[Dataset items]
● ● ● ● ● ● ●

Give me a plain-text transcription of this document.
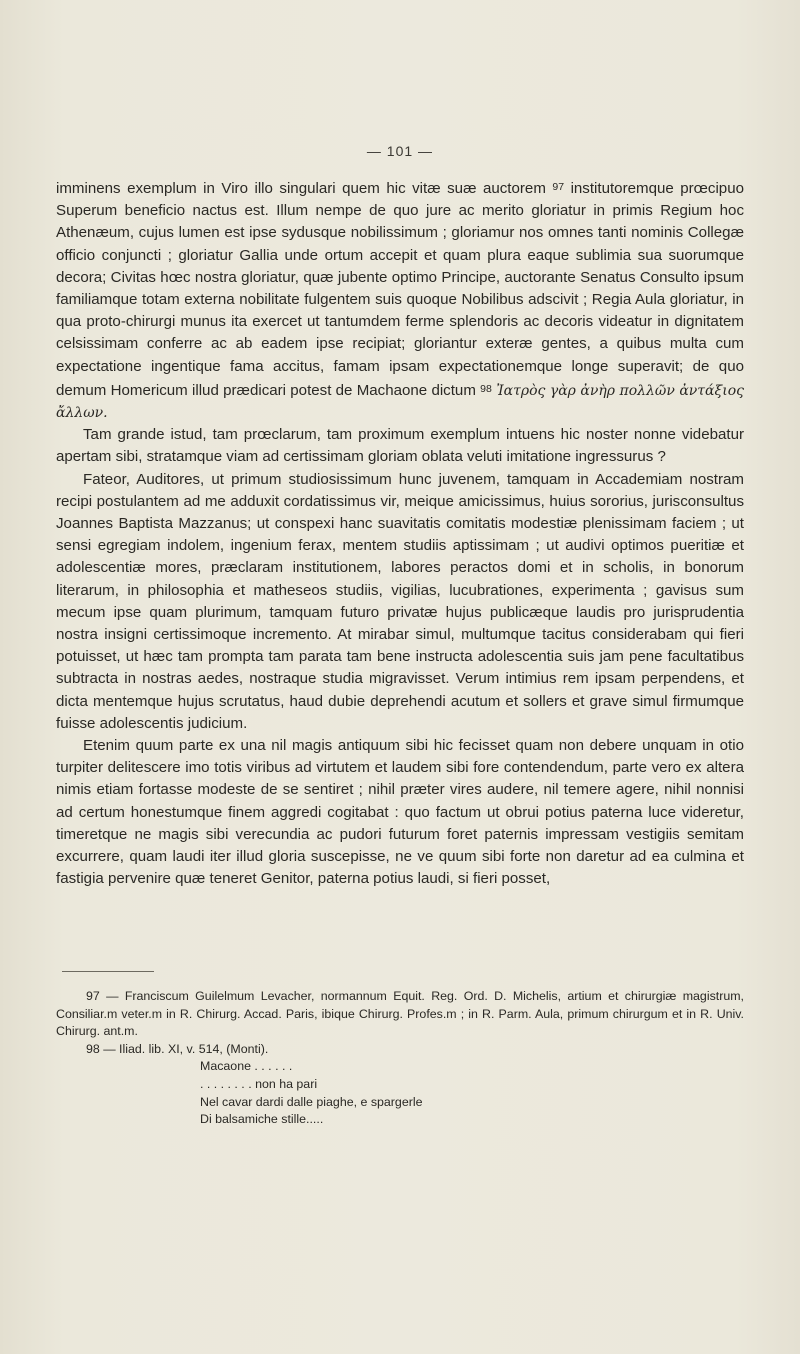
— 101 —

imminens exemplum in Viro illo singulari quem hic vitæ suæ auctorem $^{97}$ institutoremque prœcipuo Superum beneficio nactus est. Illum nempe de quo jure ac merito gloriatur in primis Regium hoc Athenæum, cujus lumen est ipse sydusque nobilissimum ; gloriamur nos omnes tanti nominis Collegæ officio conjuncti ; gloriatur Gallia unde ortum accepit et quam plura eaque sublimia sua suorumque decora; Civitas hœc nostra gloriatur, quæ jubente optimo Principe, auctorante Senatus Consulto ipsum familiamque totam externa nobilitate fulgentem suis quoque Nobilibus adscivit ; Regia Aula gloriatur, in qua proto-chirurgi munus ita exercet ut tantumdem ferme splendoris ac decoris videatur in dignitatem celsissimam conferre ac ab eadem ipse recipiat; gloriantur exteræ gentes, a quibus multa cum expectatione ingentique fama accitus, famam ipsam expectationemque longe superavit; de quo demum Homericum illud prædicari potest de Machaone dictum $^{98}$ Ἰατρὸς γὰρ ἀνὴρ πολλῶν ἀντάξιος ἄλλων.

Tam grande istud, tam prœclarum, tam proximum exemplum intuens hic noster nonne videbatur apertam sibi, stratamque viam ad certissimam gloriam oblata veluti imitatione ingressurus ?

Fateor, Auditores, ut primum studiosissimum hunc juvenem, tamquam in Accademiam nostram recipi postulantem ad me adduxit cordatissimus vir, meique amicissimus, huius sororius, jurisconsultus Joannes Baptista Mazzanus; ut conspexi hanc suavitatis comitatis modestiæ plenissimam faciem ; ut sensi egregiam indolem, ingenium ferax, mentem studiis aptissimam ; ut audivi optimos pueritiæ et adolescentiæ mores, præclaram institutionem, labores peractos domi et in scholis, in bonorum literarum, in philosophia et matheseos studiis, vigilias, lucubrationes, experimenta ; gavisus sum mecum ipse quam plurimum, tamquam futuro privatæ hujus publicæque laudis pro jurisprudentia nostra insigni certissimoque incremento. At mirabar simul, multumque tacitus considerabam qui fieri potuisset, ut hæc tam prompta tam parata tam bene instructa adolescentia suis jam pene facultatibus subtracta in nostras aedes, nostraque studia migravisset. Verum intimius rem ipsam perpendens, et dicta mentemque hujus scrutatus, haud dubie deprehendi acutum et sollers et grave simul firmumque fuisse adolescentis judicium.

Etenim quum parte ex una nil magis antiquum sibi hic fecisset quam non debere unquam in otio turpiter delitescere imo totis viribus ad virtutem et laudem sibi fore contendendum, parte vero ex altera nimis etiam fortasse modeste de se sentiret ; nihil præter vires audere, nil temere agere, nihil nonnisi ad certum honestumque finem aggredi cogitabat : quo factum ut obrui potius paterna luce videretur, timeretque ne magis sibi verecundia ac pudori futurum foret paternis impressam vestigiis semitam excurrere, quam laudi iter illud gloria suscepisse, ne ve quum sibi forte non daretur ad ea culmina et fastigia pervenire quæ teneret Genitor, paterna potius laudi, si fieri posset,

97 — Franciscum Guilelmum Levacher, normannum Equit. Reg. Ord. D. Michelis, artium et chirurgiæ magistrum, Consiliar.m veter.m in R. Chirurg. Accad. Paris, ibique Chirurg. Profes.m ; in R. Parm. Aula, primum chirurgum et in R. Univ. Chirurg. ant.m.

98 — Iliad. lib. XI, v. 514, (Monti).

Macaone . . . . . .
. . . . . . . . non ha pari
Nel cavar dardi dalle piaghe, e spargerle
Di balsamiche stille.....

● ● ● ● ● ● ●

Exercise goal = Each entry must be retyped word for word, with every image omitted.

Task solution =
Give me a plain-text transcription of this document.
— 101 —

imminens exemplum in Viro illo singulari quem hic vitæ suæ auctorem $^{97}$ institutoremque prœcipuo Superum beneficio nactus est. Illum nempe de quo jure ac merito gloriatur in primis Regium hoc Athenæum, cujus lumen est ipse sydusque nobilissimum ; gloriamur nos omnes tanti nominis Collegæ officio conjuncti ; gloriatur Gallia unde ortum accepit et quam plura eaque sublimia sua suorumque decora; Civitas hœc nostra gloriatur, quæ jubente optimo Principe, auctorante Senatus Consulto ipsum familiamque totam externa nobilitate fulgentem suis quoque Nobilibus adscivit ; Regia Aula gloriatur, in qua proto-chirurgi munus ita exercet ut tantumdem ferme splendoris ac decoris videatur in dignitatem celsissimam conferre ac ab eadem ipse recipiat; gloriantur exteræ gentes, a quibus multa cum expectatione ingentique fama accitus, famam ipsam expectationemque longe superavit; de quo demum Homericum illud prædicari potest de Machaone dictum $^{98}$ Ἰατρὸς γὰρ ἀνὴρ πολλῶν ἀντάξιος ἄλλων.

Tam grande istud, tam prœclarum, tam proximum exemplum intuens hic noster nonne videbatur apertam sibi, stratamque viam ad certissimam gloriam oblata veluti imitatione ingressurus ?

Fateor, Auditores, ut primum studiosissimum hunc juvenem, tamquam in Accademiam nostram recipi postulantem ad me adduxit cordatissimus vir, meique amicissimus, huius sororius, jurisconsultus Joannes Baptista Mazzanus; ut conspexi hanc suavitatis comitatis modestiæ plenissimam faciem ; ut sensi egregiam indolem, ingenium ferax, mentem studiis aptissimam ; ut audivi optimos pueritiæ et adolescentiæ mores, præclaram institutionem, labores peractos domi et in scholis, in bonorum literarum, in philosophia et matheseos studiis, vigilias, lucubrationes, experimenta ; gavisus sum mecum ipse quam plurimum, tamquam futuro privatæ hujus publicæque laudis pro jurisprudentia nostra insigni certissimoque incremento. At mirabar simul, multumque tacitus considerabam qui fieri potuisset, ut hæc tam prompta tam parata tam bene instructa adolescentia suis jam pene facultatibus subtracta in nostras aedes, nostraque studia migravisset. Verum intimius rem ipsam perpendens, et dicta mentemque hujus scrutatus, haud dubie deprehendi acutum et sollers et grave simul firmumque fuisse adolescentis judicium.

Etenim quum parte ex una nil magis antiquum sibi hic fecisset quam non debere unquam in otio turpiter delitescere imo totis viribus ad virtutem et laudem sibi fore contendendum, parte vero ex altera nimis etiam fortasse modeste de se sentiret ; nihil præter vires audere, nil temere agere, nihil nonnisi ad certum honestumque finem aggredi cogitabat : quo factum ut obrui potius paterna luce videretur, timeretque ne magis sibi verecundia ac pudori futurum foret paternis impressam vestigiis semitam excurrere, quam laudi iter illud gloria suscepisse, ne ve quum sibi forte non daretur ad ea culmina et fastigia pervenire quæ teneret Genitor, paterna potius laudi, si fieri posset,

97 — Franciscum Guilelmum Levacher, normannum Equit. Reg. Ord. D. Michelis, artium et chirurgiæ magistrum, Consiliar.m veter.m in R. Chirurg. Accad. Paris, ibique Chirurg. Profes.m ; in R. Parm. Aula, primum chirurgum et in R. Univ. Chirurg. ant.m.

98 — Iliad. lib. XI, v. 514, (Monti).

Macaone . . . . . .
. . . . . . . . non ha pari
Nel cavar dardi dalle piaghe, e spargerle
Di balsamiche stille.....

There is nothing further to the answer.